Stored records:
--

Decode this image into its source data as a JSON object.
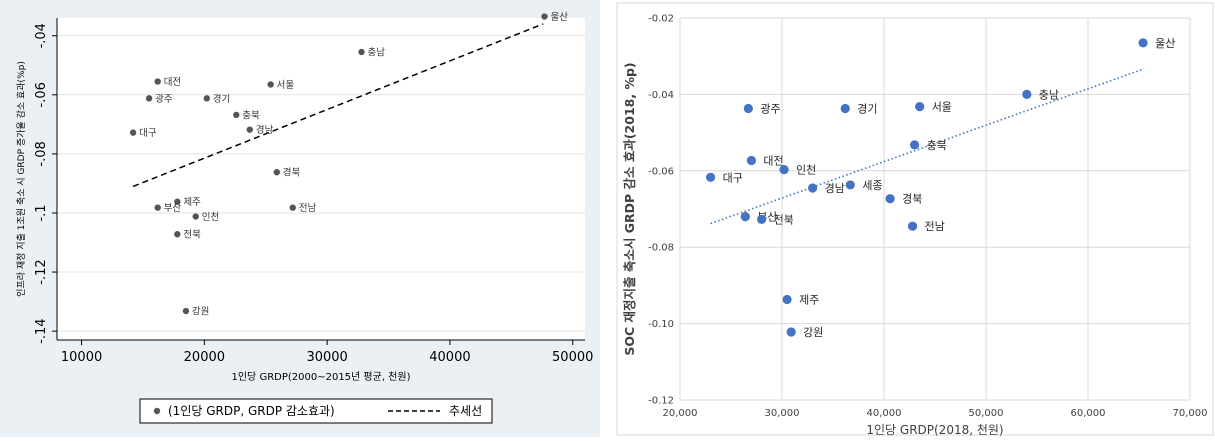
{
  "chart_data": [
    {
      "type": "scatter",
      "panel": "left",
      "xlabel": "1인당 GRDP(2000~2015년 평균, 천원)",
      "ylabel": "인프라 재정 지출 1조원 축소 시 GRDP 증가율 감소 효과(%p)",
      "xlim": [
        8000,
        51000
      ],
      "ylim": [
        -0.143,
        -0.034
      ],
      "xticks": [
        10000,
        20000,
        30000,
        40000,
        50000
      ],
      "yticks": [
        -0.04,
        -0.06,
        -0.08,
        -0.1,
        -0.12,
        -0.14
      ],
      "ytick_labels": [
        "-.04",
        "-.06",
        "-.08",
        "-.1",
        "-.12",
        "-.14"
      ],
      "grid": true,
      "legend": {
        "position": "bottom",
        "items": [
          "(1인당 GRDP, GRDP 감소효과)",
          "추세선"
        ]
      },
      "marker_color": "#555555",
      "trend": {
        "label": "추세선",
        "style": "dashed",
        "x": [
          14200,
          47600
        ],
        "y": [
          -0.091,
          -0.036
        ]
      },
      "points": [
        {
          "label": "울산",
          "x": 47700,
          "y": -0.0335
        },
        {
          "label": "충남",
          "x": 32800,
          "y": -0.0455
        },
        {
          "label": "대전",
          "x": 16200,
          "y": -0.0555
        },
        {
          "label": "광주",
          "x": 15500,
          "y": -0.0612
        },
        {
          "label": "경기",
          "x": 20200,
          "y": -0.0612
        },
        {
          "label": "서울",
          "x": 25400,
          "y": -0.0565
        },
        {
          "label": "충북",
          "x": 22600,
          "y": -0.0668
        },
        {
          "label": "경남",
          "x": 23700,
          "y": -0.0718
        },
        {
          "label": "대구",
          "x": 14200,
          "y": -0.0728
        },
        {
          "label": "경북",
          "x": 25900,
          "y": -0.0862
        },
        {
          "label": "제주",
          "x": 17800,
          "y": -0.0962
        },
        {
          "label": "부산",
          "x": 16200,
          "y": -0.0982
        },
        {
          "label": "인천",
          "x": 19300,
          "y": -0.1012
        },
        {
          "label": "전남",
          "x": 27200,
          "y": -0.0982
        },
        {
          "label": "전북",
          "x": 17800,
          "y": -0.1072
        },
        {
          "label": "강원",
          "x": 18500,
          "y": -0.1332
        }
      ]
    },
    {
      "type": "scatter",
      "panel": "right",
      "xlabel": "1인당 GRDP(2018, 천원)",
      "ylabel": "SOC 재정지출 축소시 GRDP 감소 효과(2018, %p)",
      "xlim": [
        20000,
        70000
      ],
      "ylim": [
        -0.12,
        -0.02
      ],
      "xticks": [
        20000,
        30000,
        40000,
        50000,
        60000,
        70000
      ],
      "xtick_labels": [
        "20,000",
        "30,000",
        "40,000",
        "50,000",
        "60,000",
        "70,000"
      ],
      "yticks": [
        -0.02,
        -0.04,
        -0.06,
        -0.08,
        -0.1,
        -0.12
      ],
      "ytick_labels": [
        "-0.02",
        "-0.04",
        "-0.06",
        "-0.08",
        "-0.10",
        "-0.12"
      ],
      "grid": true,
      "marker_color": "#4472c4",
      "trend": {
        "style": "dotted",
        "color": "#4472c4",
        "x": [
          23000,
          65500
        ],
        "y": [
          -0.0738,
          -0.0333
        ]
      },
      "points": [
        {
          "label": "울산",
          "x": 65400,
          "y": -0.0265
        },
        {
          "label": "충남",
          "x": 54000,
          "y": -0.04
        },
        {
          "label": "광주",
          "x": 26700,
          "y": -0.0437
        },
        {
          "label": "경기",
          "x": 36200,
          "y": -0.0437
        },
        {
          "label": "서울",
          "x": 43500,
          "y": -0.0432
        },
        {
          "label": "충북",
          "x": 43000,
          "y": -0.0532
        },
        {
          "label": "대전",
          "x": 27000,
          "y": -0.0573
        },
        {
          "label": "인천",
          "x": 30200,
          "y": -0.0597
        },
        {
          "label": "대구",
          "x": 23000,
          "y": -0.0617
        },
        {
          "label": "경남",
          "x": 33000,
          "y": -0.0645
        },
        {
          "label": "세종",
          "x": 36700,
          "y": -0.0637
        },
        {
          "label": "경북",
          "x": 40600,
          "y": -0.0673
        },
        {
          "label": "부산",
          "x": 26400,
          "y": -0.072
        },
        {
          "label": "전북",
          "x": 28000,
          "y": -0.0727
        },
        {
          "label": "전남",
          "x": 42800,
          "y": -0.0745
        },
        {
          "label": "제주",
          "x": 30500,
          "y": -0.0937
        },
        {
          "label": "강원",
          "x": 30900,
          "y": -0.1022
        }
      ]
    }
  ]
}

--

Leave out the pictures, and give all the records again exactly.

Decode this image into its source data as a JSON object.
{
  "chart_data": [
    {
      "type": "scatter",
      "panel": "left",
      "xlabel": "1인당 GRDP(2000~2015년 평균, 천원)",
      "ylabel": "인프라 재정 지출 1조원 축소 시 GRDP 증가율 감소 효과(%p)",
      "xlim": [
        8000,
        51000
      ],
      "ylim": [
        -0.143,
        -0.034
      ],
      "xticks": [
        10000,
        20000,
        30000,
        40000,
        50000
      ],
      "yticks": [
        -0.04,
        -0.06,
        -0.08,
        -0.1,
        -0.12,
        -0.14
      ],
      "ytick_labels": [
        "-.04",
        "-.06",
        "-.08",
        "-.1",
        "-.12",
        "-.14"
      ],
      "grid": true,
      "legend": {
        "position": "bottom",
        "items": [
          "(1인당 GRDP, GRDP 감소효과)",
          "추세선"
        ]
      },
      "marker_color": "#555555",
      "trend": {
        "label": "추세선",
        "style": "dashed",
        "x": [
          14200,
          47600
        ],
        "y": [
          -0.091,
          -0.036
        ]
      },
      "points": [
        {
          "label": "울산",
          "x": 47700,
          "y": -0.0335
        },
        {
          "label": "충남",
          "x": 32800,
          "y": -0.0455
        },
        {
          "label": "대전",
          "x": 16200,
          "y": -0.0555
        },
        {
          "label": "광주",
          "x": 15500,
          "y": -0.0612
        },
        {
          "label": "경기",
          "x": 20200,
          "y": -0.0612
        },
        {
          "label": "서울",
          "x": 25400,
          "y": -0.0565
        },
        {
          "label": "충북",
          "x": 22600,
          "y": -0.0668
        },
        {
          "label": "경남",
          "x": 23700,
          "y": -0.0718
        },
        {
          "label": "대구",
          "x": 14200,
          "y": -0.0728
        },
        {
          "label": "경북",
          "x": 25900,
          "y": -0.0862
        },
        {
          "label": "제주",
          "x": 17800,
          "y": -0.0962
        },
        {
          "label": "부산",
          "x": 16200,
          "y": -0.0982
        },
        {
          "label": "인천",
          "x": 19300,
          "y": -0.1012
        },
        {
          "label": "전남",
          "x": 27200,
          "y": -0.0982
        },
        {
          "label": "전북",
          "x": 17800,
          "y": -0.1072
        },
        {
          "label": "강원",
          "x": 18500,
          "y": -0.1332
        }
      ]
    },
    {
      "type": "scatter",
      "panel": "right",
      "xlabel": "1인당 GRDP(2018, 천원)",
      "ylabel": "SOC 재정지출 축소시 GRDP 감소 효과(2018, %p)",
      "xlim": [
        20000,
        70000
      ],
      "ylim": [
        -0.12,
        -0.02
      ],
      "xticks": [
        20000,
        30000,
        40000,
        50000,
        60000,
        70000
      ],
      "xtick_labels": [
        "20,000",
        "30,000",
        "40,000",
        "50,000",
        "60,000",
        "70,000"
      ],
      "yticks": [
        -0.02,
        -0.04,
        -0.06,
        -0.08,
        -0.1,
        -0.12
      ],
      "ytick_labels": [
        "-0.02",
        "-0.04",
        "-0.06",
        "-0.08",
        "-0.10",
        "-0.12"
      ],
      "grid": true,
      "marker_color": "#4472c4",
      "trend": {
        "style": "dotted",
        "color": "#4472c4",
        "x": [
          23000,
          65500
        ],
        "y": [
          -0.0738,
          -0.0333
        ]
      },
      "points": [
        {
          "label": "울산",
          "x": 65400,
          "y": -0.0265
        },
        {
          "label": "충남",
          "x": 54000,
          "y": -0.04
        },
        {
          "label": "광주",
          "x": 26700,
          "y": -0.0437
        },
        {
          "label": "경기",
          "x": 36200,
          "y": -0.0437
        },
        {
          "label": "서울",
          "x": 43500,
          "y": -0.0432
        },
        {
          "label": "충북",
          "x": 43000,
          "y": -0.0532
        },
        {
          "label": "대전",
          "x": 27000,
          "y": -0.0573
        },
        {
          "label": "인천",
          "x": 30200,
          "y": -0.0597
        },
        {
          "label": "대구",
          "x": 23000,
          "y": -0.0617
        },
        {
          "label": "경남",
          "x": 33000,
          "y": -0.0645
        },
        {
          "label": "세종",
          "x": 36700,
          "y": -0.0637
        },
        {
          "label": "경북",
          "x": 40600,
          "y": -0.0673
        },
        {
          "label": "부산",
          "x": 26400,
          "y": -0.072
        },
        {
          "label": "전북",
          "x": 28000,
          "y": -0.0727
        },
        {
          "label": "전남",
          "x": 42800,
          "y": -0.0745
        },
        {
          "label": "제주",
          "x": 30500,
          "y": -0.0937
        },
        {
          "label": "강원",
          "x": 30900,
          "y": -0.1022
        }
      ]
    }
  ]
}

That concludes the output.